-- WHAT THE TASK REQUIRES --
Every line holding the string "structured" should be gathered.
-- START OF RECORDS FOR THIS TASK --
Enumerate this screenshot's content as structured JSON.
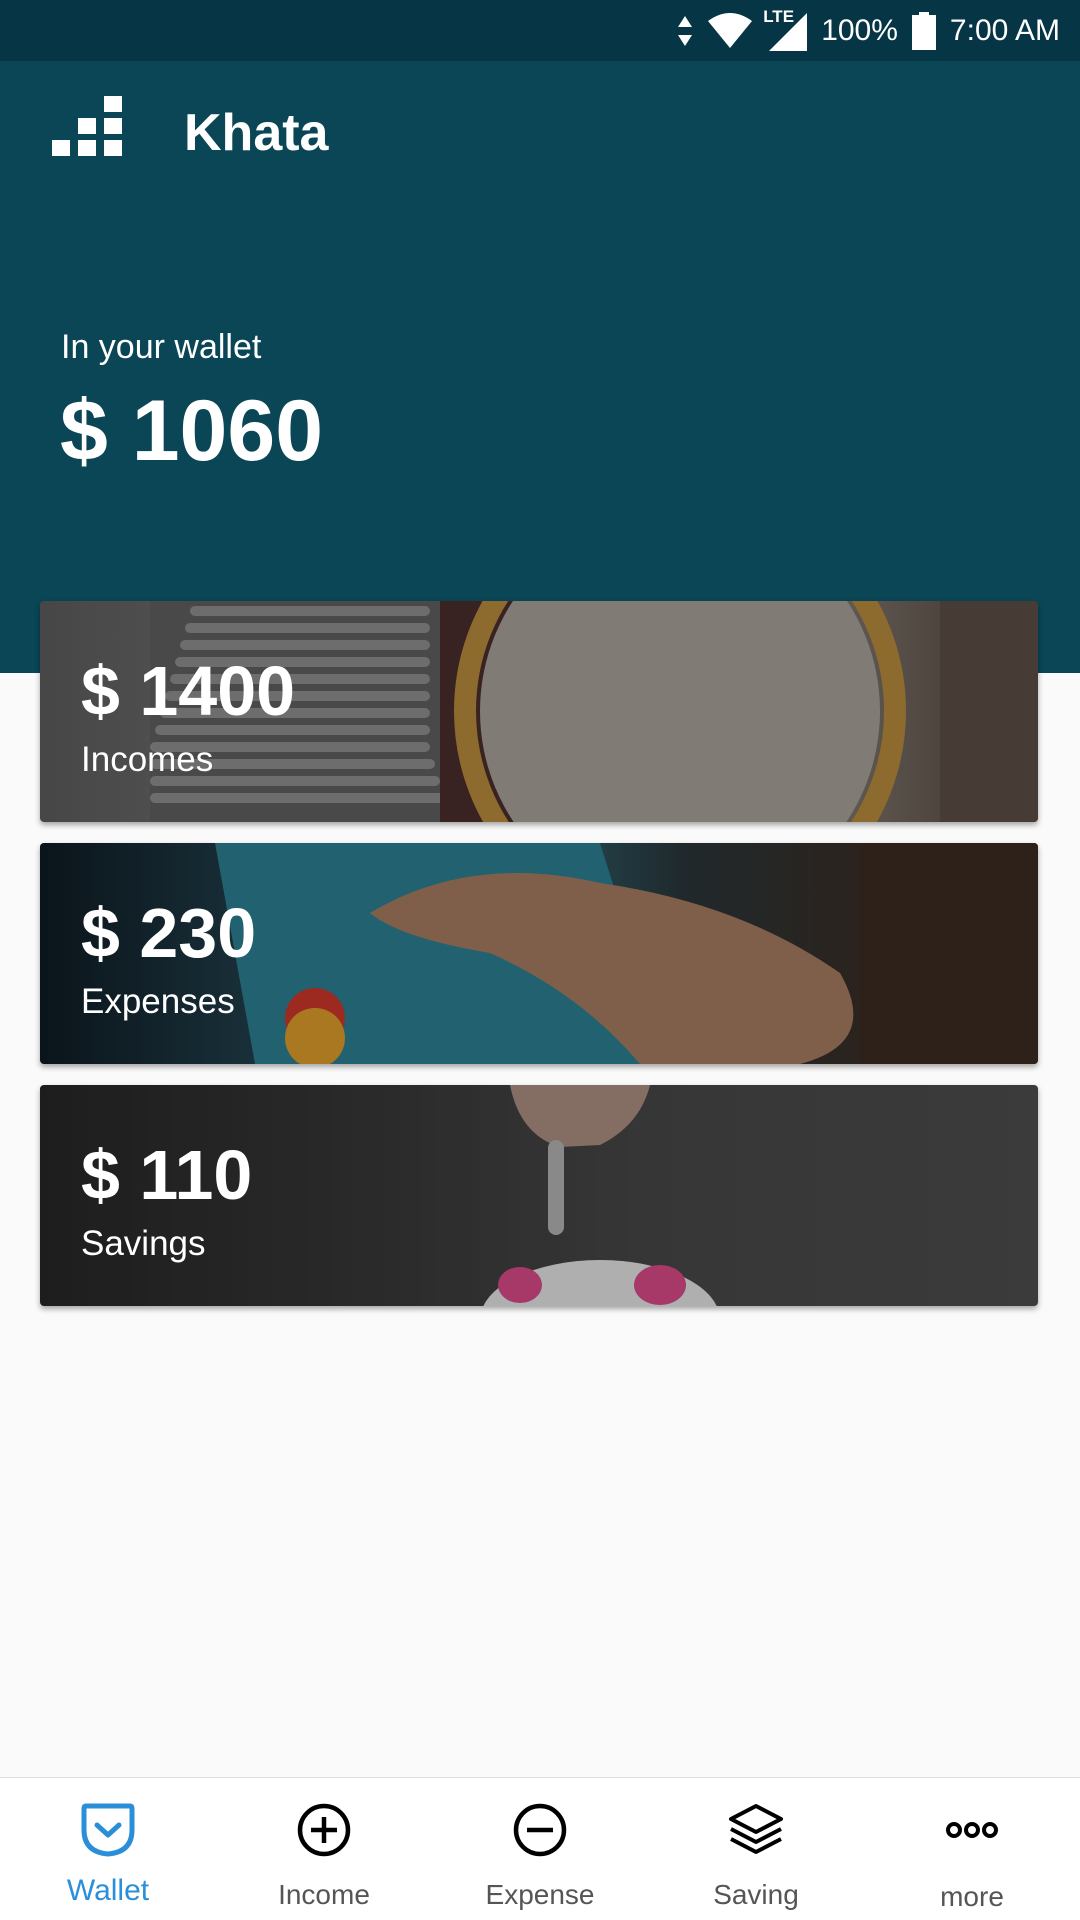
{
  "status_bar": {
    "battery": "100%",
    "time": "7:00 AM",
    "network": "LTE"
  },
  "header": {
    "app_title": "Khata",
    "wallet_label": "In your wallet",
    "wallet_amount": "$ 1060"
  },
  "cards": [
    {
      "amount": "$ 1400",
      "label": "Incomes"
    },
    {
      "amount": "$ 230",
      "label": "Expenses"
    },
    {
      "amount": "$ 110",
      "label": "Savings"
    }
  ],
  "bottom_nav": {
    "items": [
      {
        "label": "Wallet",
        "icon": "wallet-icon",
        "active": true
      },
      {
        "label": "Income",
        "icon": "plus-circle-icon",
        "active": false
      },
      {
        "label": "Expense",
        "icon": "minus-circle-icon",
        "active": false
      },
      {
        "label": "Saving",
        "icon": "layers-icon",
        "active": false
      },
      {
        "label": "more",
        "icon": "more-dots-icon",
        "active": false
      }
    ]
  },
  "colors": {
    "header_bg": "#0a4656",
    "status_bg": "#063645",
    "active_nav": "#2a8fd8",
    "inactive_nav": "#555555"
  }
}
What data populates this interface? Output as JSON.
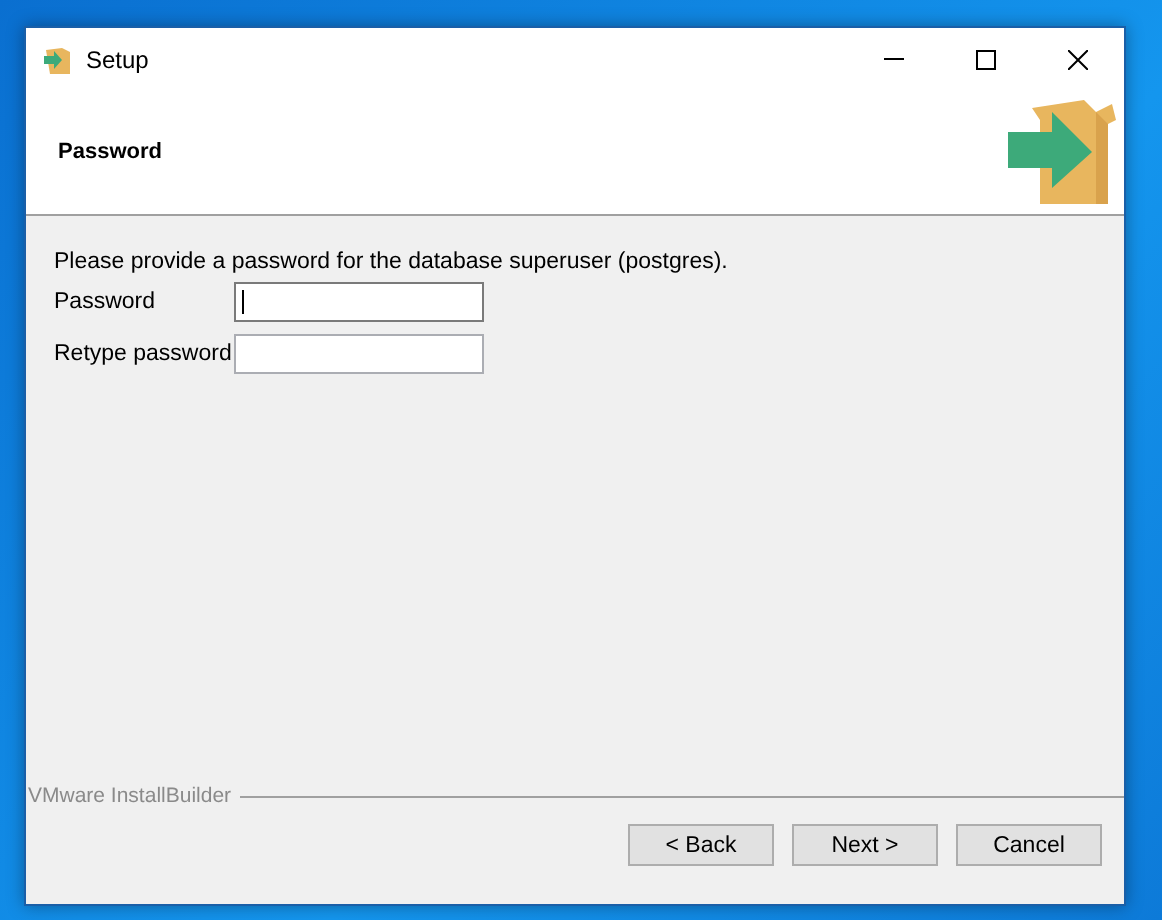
{
  "window": {
    "title": "Setup"
  },
  "header": {
    "title": "Password"
  },
  "intro": "Please provide a password for the database superuser (postgres).",
  "fields": [
    {
      "label": "Password",
      "focused": true
    },
    {
      "label": "Retype password",
      "focused": false
    }
  ],
  "branding": "VMware InstallBuilder",
  "buttons": [
    "< Back",
    "Next >",
    "Cancel"
  ]
}
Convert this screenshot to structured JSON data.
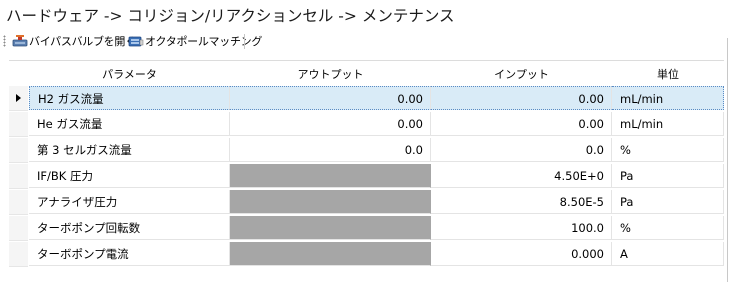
-- END OF RECORDS FOR THIS TASK --
-- SOLUTION TO THIS EXERCISE --
Enumerate this screenshot's content as structured JSON.
Convert this screenshot to structured JSON data.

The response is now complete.